Give only the count of lines containing "DEVELOPMENT".

···

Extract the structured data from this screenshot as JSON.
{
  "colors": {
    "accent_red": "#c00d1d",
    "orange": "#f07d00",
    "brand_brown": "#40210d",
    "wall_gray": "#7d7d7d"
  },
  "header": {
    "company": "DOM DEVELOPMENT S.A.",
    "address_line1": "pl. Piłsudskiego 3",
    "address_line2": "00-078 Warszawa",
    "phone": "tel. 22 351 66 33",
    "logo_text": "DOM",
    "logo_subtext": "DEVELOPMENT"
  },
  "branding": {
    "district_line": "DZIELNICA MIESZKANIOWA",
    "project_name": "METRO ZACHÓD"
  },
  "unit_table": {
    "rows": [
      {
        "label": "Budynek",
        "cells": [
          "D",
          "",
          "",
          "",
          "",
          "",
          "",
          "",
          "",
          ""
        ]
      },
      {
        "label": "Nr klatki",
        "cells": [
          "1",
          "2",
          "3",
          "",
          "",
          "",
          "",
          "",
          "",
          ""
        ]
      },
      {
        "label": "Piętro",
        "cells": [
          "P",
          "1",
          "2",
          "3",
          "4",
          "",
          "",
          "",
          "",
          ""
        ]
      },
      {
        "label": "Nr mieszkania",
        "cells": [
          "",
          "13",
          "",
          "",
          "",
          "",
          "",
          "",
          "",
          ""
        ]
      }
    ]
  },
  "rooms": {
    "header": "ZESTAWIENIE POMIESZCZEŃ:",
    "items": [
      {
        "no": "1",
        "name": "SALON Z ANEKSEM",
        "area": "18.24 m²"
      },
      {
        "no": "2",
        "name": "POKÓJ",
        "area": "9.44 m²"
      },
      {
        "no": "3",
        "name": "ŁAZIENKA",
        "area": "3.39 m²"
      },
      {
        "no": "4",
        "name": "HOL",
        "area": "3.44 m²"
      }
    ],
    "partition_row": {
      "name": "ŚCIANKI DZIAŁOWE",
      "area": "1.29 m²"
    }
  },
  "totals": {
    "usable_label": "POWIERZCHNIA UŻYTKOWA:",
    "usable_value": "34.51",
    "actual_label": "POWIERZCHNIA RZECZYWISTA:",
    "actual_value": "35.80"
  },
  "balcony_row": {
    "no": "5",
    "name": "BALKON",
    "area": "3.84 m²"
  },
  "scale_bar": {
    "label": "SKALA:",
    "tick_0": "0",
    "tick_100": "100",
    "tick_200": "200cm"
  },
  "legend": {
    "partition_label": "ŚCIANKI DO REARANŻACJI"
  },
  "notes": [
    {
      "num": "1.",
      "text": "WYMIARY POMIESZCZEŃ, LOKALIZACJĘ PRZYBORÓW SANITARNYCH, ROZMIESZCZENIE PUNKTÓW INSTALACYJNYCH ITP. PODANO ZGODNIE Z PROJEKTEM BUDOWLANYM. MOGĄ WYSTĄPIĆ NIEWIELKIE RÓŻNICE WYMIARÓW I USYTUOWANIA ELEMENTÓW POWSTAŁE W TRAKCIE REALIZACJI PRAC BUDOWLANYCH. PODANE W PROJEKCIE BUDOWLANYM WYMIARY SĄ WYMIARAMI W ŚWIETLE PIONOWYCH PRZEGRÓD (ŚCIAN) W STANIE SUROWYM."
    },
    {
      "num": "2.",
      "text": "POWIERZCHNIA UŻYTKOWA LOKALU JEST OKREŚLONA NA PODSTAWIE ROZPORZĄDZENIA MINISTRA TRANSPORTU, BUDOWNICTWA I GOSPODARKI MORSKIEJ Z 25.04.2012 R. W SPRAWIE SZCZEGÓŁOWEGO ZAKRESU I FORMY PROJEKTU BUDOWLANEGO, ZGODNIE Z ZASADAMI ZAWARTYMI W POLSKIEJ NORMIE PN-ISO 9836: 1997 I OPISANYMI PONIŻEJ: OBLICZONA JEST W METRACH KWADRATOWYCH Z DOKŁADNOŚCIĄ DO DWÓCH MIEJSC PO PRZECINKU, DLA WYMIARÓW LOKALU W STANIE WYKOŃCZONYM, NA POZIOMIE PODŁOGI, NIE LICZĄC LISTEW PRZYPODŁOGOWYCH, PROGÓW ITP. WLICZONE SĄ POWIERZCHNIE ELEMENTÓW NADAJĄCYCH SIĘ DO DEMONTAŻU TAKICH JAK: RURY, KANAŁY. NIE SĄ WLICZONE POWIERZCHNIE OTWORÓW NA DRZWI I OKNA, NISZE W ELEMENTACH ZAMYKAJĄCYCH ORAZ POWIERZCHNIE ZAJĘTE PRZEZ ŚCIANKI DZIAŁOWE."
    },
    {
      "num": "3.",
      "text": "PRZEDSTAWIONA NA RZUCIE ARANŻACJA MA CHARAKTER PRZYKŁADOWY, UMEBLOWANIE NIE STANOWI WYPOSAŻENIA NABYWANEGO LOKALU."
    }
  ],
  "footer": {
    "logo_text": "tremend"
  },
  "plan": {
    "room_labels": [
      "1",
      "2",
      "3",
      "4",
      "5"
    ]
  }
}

···

▶ _THE ANSWER_
2